> **Problem statement**:
All of the data needs to be repeated exactly.

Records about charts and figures
^^^^^^^^^^^^^^^^
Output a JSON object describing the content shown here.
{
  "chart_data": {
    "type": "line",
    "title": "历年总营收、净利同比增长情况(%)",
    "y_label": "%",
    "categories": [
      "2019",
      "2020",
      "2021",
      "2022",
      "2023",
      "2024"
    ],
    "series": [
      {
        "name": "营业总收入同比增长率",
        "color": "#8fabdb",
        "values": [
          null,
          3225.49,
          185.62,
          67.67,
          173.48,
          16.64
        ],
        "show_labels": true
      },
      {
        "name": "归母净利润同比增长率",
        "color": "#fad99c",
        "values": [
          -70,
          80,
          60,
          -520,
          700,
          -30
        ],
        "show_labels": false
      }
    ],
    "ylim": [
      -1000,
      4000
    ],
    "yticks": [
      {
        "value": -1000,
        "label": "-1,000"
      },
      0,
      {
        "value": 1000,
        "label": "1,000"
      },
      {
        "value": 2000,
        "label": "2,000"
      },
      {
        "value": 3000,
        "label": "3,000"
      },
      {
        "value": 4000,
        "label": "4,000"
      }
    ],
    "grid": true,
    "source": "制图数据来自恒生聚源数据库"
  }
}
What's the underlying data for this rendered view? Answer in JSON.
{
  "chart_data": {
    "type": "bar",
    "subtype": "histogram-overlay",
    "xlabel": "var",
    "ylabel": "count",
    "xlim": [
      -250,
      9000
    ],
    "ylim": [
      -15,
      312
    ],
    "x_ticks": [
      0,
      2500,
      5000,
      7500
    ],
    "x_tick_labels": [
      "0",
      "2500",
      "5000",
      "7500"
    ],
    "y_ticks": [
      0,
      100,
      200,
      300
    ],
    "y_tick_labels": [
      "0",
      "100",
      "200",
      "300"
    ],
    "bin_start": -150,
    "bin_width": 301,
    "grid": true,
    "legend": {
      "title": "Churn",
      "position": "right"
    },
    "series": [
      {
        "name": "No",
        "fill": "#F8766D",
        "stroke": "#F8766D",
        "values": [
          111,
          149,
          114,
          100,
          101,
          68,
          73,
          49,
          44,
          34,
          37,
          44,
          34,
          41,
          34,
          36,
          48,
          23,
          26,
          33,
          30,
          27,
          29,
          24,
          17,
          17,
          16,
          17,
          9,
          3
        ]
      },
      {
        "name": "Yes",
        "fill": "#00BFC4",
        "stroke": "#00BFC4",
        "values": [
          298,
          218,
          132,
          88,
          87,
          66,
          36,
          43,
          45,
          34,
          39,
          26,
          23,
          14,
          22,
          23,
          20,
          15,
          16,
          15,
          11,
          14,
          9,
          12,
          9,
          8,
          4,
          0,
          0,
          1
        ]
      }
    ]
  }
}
^^^^^^^^^^^^^^^^
> **Answer to this task**:
Output a JSON object describing the content shown here.
{
  "chart_data": {
    "type": "line",
    "title": "历年总营收、净利同比增长情况(%)",
    "y_label": "%",
    "categories": [
      "2019",
      "2020",
      "2021",
      "2022",
      "2023",
      "2024"
    ],
    "series": [
      {
        "name": "营业总收入同比增长率",
        "color": "#8fabdb",
        "values": [
          null,
          3225.49,
          185.62,
          67.67,
          173.48,
          16.64
        ],
        "show_labels": true
      },
      {
        "name": "归母净利润同比增长率",
        "color": "#fad99c",
        "values": [
          -70,
          80,
          60,
          -520,
          700,
          -30
        ],
        "show_labels": false
      }
    ],
    "ylim": [
      -1000,
      4000
    ],
    "yticks": [
      {
        "value": -1000,
        "label": "-1,000"
      },
      0,
      {
        "value": 1000,
        "label": "1,000"
      },
      {
        "value": 2000,
        "label": "2,000"
      },
      {
        "value": 3000,
        "label": "3,000"
      },
      {
        "value": 4000,
        "label": "4,000"
      }
    ],
    "grid": true,
    "source": "制图数据来自恒生聚源数据库"
  }
}
What's the underlying data for this rendered view? Answer in JSON.
{
  "chart_data": {
    "type": "bar",
    "subtype": "histogram-overlay",
    "xlabel": "var",
    "ylabel": "count",
    "xlim": [
      -250,
      9000
    ],
    "ylim": [
      -15,
      312
    ],
    "x_ticks": [
      0,
      2500,
      5000,
      7500
    ],
    "x_tick_labels": [
      "0",
      "2500",
      "5000",
      "7500"
    ],
    "y_ticks": [
      0,
      100,
      200,
      300
    ],
    "y_tick_labels": [
      "0",
      "100",
      "200",
      "300"
    ],
    "bin_start": -150,
    "bin_width": 301,
    "grid": true,
    "legend": {
      "title": "Churn",
      "position": "right"
    },
    "series": [
      {
        "name": "No",
        "fill": "#F8766D",
        "stroke": "#F8766D",
        "values": [
          111,
          149,
          114,
          100,
          101,
          68,
          73,
          49,
          44,
          34,
          37,
          44,
          34,
          41,
          34,
          36,
          48,
          23,
          26,
          33,
          30,
          27,
          29,
          24,
          17,
          17,
          16,
          17,
          9,
          3
        ]
      },
      {
        "name": "Yes",
        "fill": "#00BFC4",
        "stroke": "#00BFC4",
        "values": [
          298,
          218,
          132,
          88,
          87,
          66,
          36,
          43,
          45,
          34,
          39,
          26,
          23,
          14,
          22,
          23,
          20,
          15,
          16,
          15,
          11,
          14,
          9,
          12,
          9,
          8,
          4,
          0,
          0,
          1
        ]
      }
    ]
  }
}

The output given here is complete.